▸ **Problem details**:
Take the entries below and reproduce them word for word.

▸ **Data to process**:
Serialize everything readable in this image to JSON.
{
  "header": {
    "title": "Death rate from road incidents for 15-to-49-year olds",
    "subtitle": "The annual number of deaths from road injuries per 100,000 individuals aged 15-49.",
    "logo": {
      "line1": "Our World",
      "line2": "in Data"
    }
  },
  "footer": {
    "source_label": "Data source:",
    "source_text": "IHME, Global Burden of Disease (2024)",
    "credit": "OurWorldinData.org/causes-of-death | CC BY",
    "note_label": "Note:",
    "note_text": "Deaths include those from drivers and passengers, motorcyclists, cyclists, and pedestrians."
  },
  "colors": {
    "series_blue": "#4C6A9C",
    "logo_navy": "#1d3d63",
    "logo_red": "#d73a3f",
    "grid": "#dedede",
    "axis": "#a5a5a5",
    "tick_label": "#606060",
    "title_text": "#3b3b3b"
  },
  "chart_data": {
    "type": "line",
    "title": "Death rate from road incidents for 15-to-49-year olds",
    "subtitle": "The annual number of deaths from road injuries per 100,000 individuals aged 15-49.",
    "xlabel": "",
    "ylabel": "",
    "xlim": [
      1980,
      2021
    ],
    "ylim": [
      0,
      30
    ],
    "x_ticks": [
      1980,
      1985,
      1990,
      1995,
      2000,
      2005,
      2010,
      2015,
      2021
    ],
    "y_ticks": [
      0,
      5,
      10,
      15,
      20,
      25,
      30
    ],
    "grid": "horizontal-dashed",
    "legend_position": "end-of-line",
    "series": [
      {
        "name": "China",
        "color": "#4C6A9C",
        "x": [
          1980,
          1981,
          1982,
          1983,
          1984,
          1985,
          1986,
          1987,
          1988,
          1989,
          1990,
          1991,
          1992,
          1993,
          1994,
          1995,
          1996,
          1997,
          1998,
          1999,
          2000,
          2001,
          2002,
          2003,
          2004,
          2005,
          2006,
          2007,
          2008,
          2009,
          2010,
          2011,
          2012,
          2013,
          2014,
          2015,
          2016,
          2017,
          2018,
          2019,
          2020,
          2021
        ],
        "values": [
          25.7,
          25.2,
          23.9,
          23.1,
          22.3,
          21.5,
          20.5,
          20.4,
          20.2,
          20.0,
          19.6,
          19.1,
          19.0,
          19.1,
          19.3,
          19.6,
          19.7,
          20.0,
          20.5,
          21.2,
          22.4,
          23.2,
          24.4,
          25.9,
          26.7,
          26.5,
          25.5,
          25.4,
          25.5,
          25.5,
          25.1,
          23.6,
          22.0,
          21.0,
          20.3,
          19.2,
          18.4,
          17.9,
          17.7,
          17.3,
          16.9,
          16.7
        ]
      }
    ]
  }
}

▸ **Result of the exercise**:
Serialize everything readable in this image to JSON.
{
  "header": {
    "title": "Death rate from road incidents for 15-to-49-year olds",
    "subtitle": "The annual number of deaths from road injuries per 100,000 individuals aged 15-49.",
    "logo": {
      "line1": "Our World",
      "line2": "in Data"
    }
  },
  "footer": {
    "source_label": "Data source:",
    "source_text": "IHME, Global Burden of Disease (2024)",
    "credit": "OurWorldinData.org/causes-of-death | CC BY",
    "note_label": "Note:",
    "note_text": "Deaths include those from drivers and passengers, motorcyclists, cyclists, and pedestrians."
  },
  "colors": {
    "series_blue": "#4C6A9C",
    "logo_navy": "#1d3d63",
    "logo_red": "#d73a3f",
    "grid": "#dedede",
    "axis": "#a5a5a5",
    "tick_label": "#606060",
    "title_text": "#3b3b3b"
  },
  "chart_data": {
    "type": "line",
    "title": "Death rate from road incidents for 15-to-49-year olds",
    "subtitle": "The annual number of deaths from road injuries per 100,000 individuals aged 15-49.",
    "xlabel": "",
    "ylabel": "",
    "xlim": [
      1980,
      2021
    ],
    "ylim": [
      0,
      30
    ],
    "x_ticks": [
      1980,
      1985,
      1990,
      1995,
      2000,
      2005,
      2010,
      2015,
      2021
    ],
    "y_ticks": [
      0,
      5,
      10,
      15,
      20,
      25,
      30
    ],
    "grid": "horizontal-dashed",
    "legend_position": "end-of-line",
    "series": [
      {
        "name": "China",
        "color": "#4C6A9C",
        "x": [
          1980,
          1981,
          1982,
          1983,
          1984,
          1985,
          1986,
          1987,
          1988,
          1989,
          1990,
          1991,
          1992,
          1993,
          1994,
          1995,
          1996,
          1997,
          1998,
          1999,
          2000,
          2001,
          2002,
          2003,
          2004,
          2005,
          2006,
          2007,
          2008,
          2009,
          2010,
          2011,
          2012,
          2013,
          2014,
          2015,
          2016,
          2017,
          2018,
          2019,
          2020,
          2021
        ],
        "values": [
          25.7,
          25.2,
          23.9,
          23.1,
          22.3,
          21.5,
          20.5,
          20.4,
          20.2,
          20.0,
          19.6,
          19.1,
          19.0,
          19.1,
          19.3,
          19.6,
          19.7,
          20.0,
          20.5,
          21.2,
          22.4,
          23.2,
          24.4,
          25.9,
          26.7,
          26.5,
          25.5,
          25.4,
          25.5,
          25.5,
          25.1,
          23.6,
          22.0,
          21.0,
          20.3,
          19.2,
          18.4,
          17.9,
          17.7,
          17.3,
          16.9,
          16.7
        ]
      }
    ]
  }
}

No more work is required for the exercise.